# Supplied passage
>> START

Namespacing segments, or preventing unknown segments from wreaking havoc

We had a big outage in our Druid cluster today. We run our Druid servers in Kubernetes, and our historicals use machine local SSDs for their segment caches. We made the unfortunate choice to have our production and staging historicals share the same pool of machines, and today got bit by this for the first time.

A production historical started up on a machine whose segment cache contained segments from our staging cluster. Our prod and staging clusters use the same names for data sources.

This meant that these segments overshadowed production segments which happened to have lower versions. Worse, when DruidCoordinatorCleanupOvershadowed kicked in, all of the production segments that were overshadowed got used=false set, and quickly got dropped from historicals. This ended up being the majority of our data. We eventually figured out what was going on and did a bunch of manual steps to clean up (turning off and clearing the cache of the two historicals that had staging segments on them, manually setting used=true for all entries in druid_segments, waiting a long long time for data to re-download), but figuring out what was going on was subtle (I was very lucky I had randomly decided to read a lot of the code about how the used column works and how versioned timelines are calculated just a few days ago!).

(We were also lucky that we turned off coordinator automatic killing literally today!)

>> END

# Directive
Pick up the Druid outage post after its last sentence and write the paragraph that comes next. The records have nothing to do with the Druid outage post.

# Provided material
>> START

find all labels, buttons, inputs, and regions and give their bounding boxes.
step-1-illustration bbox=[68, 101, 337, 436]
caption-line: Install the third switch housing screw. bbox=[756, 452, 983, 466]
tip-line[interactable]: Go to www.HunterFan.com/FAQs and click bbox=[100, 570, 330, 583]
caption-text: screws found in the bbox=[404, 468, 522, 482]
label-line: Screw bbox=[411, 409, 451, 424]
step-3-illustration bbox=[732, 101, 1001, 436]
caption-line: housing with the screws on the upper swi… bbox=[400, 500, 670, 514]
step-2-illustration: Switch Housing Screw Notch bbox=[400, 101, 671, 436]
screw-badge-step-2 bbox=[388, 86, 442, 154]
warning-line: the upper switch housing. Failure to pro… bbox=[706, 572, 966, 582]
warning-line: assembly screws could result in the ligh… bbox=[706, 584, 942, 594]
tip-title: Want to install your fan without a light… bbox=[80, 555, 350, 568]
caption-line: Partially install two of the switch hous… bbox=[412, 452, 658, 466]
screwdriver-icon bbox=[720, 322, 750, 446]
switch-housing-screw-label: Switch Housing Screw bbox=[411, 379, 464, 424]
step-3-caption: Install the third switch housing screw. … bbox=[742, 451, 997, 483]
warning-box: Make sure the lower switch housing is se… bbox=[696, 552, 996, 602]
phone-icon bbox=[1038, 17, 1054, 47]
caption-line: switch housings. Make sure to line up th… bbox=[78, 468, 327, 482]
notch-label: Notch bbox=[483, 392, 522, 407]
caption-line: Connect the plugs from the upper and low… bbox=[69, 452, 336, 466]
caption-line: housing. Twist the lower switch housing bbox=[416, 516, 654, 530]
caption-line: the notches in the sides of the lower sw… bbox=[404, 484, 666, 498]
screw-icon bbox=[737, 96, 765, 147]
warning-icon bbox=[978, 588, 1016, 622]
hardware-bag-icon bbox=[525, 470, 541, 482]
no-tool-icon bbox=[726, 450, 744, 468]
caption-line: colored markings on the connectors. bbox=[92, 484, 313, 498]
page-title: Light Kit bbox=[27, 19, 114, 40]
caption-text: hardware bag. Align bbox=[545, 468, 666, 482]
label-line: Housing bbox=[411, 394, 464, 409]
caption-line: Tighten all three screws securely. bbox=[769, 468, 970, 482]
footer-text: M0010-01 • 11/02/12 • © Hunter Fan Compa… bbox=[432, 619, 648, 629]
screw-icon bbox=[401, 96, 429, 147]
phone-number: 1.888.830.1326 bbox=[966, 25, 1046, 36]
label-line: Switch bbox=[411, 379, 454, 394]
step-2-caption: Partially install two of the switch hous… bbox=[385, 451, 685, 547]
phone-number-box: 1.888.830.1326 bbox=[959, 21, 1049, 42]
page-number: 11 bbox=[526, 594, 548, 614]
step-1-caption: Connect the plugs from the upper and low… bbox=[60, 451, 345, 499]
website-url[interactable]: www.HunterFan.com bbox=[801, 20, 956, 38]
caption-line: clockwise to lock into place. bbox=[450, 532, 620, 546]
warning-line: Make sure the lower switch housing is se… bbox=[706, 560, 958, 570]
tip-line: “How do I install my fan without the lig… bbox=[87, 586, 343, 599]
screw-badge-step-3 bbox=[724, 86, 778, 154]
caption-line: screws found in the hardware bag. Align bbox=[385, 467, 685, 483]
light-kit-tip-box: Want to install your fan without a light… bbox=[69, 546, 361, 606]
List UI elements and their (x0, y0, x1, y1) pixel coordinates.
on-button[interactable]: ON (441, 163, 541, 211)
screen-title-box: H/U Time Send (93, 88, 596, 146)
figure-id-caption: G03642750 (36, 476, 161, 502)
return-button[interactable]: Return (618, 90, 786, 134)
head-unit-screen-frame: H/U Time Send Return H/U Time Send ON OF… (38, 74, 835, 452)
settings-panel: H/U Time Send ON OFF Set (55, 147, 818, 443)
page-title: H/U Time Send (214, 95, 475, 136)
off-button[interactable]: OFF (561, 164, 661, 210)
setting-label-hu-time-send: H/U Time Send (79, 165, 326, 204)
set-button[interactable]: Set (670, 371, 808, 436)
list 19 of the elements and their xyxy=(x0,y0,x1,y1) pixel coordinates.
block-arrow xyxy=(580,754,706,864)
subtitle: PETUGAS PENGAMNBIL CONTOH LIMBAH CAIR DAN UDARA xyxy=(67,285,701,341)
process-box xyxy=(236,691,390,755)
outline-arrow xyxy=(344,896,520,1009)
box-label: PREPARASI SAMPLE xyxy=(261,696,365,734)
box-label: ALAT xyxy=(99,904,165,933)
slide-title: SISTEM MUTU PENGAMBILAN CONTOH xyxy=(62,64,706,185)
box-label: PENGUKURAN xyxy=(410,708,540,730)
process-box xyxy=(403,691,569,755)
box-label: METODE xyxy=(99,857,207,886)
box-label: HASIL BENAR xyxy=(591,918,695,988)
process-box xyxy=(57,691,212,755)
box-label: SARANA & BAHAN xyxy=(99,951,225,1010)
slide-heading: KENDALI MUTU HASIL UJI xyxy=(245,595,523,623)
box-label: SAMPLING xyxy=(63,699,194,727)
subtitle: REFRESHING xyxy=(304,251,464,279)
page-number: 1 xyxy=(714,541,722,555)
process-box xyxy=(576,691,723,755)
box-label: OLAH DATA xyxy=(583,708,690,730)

>> END

# Exercise output
I feel like Druid should have been able to protect me from this to some degree. (Yes, we are going to address the root cause by making it impossible for prod and staging to reuse each others’ disks.) Some thoughts on changes that could have helped:

  • Is the Druid standard to prepend the “cluster” name to the data source name, so that conflicts like this are never possible? We are certainly tempted to do this now but nobody ever told us to.

  • Should clusters have an optional name/namespace, and DataSegments have that namespace recorded in it, and clusters refuse to handle segments they find that are from a different namespace? This would be like the common database setup where a single server/cluster has a set of database which each have a set of tables.

  • Should historicals refuse to announce segments that don’t exist in the druid_segments table, or should coordinators/brokers/etc refuse to pay attention to segments announced by historicals that don’t exist in the druid_segments table. I’m going to guess this is difficult to do in the historical because the historical probably doesn’t actually talk to the sql DB at all?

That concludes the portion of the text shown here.